### Objective:
Extract each line holding the word "THATCH" from the entries.

Records that describe figures:
:::

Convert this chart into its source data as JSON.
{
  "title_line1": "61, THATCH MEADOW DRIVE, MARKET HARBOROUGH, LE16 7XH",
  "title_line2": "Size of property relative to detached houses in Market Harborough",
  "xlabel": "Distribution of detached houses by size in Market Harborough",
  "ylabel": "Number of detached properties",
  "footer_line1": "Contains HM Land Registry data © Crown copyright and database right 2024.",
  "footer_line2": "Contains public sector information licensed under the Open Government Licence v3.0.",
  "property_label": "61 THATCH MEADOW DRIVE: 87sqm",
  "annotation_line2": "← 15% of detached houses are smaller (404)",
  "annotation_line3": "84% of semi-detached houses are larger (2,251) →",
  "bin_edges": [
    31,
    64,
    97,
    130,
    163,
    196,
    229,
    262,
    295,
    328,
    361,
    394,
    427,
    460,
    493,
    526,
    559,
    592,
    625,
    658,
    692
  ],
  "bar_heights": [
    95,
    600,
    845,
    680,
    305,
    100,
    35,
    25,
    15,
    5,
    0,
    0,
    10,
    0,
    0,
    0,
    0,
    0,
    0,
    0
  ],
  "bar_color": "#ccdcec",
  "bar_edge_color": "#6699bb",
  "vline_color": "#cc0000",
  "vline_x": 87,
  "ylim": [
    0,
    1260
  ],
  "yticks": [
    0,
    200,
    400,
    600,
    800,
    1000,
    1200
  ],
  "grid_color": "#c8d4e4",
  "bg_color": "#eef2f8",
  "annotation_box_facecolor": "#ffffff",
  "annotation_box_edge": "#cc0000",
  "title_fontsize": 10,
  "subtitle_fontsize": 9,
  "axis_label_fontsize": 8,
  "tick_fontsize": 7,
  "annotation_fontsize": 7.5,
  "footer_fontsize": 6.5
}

:::

### Task output:
  "title_line1": "61, THATCH MEADOW DRIVE, MARKET HARBOROUGH, LE16 7XH",
  "property_label": "61 THATCH MEADOW DRIVE: 87sqm",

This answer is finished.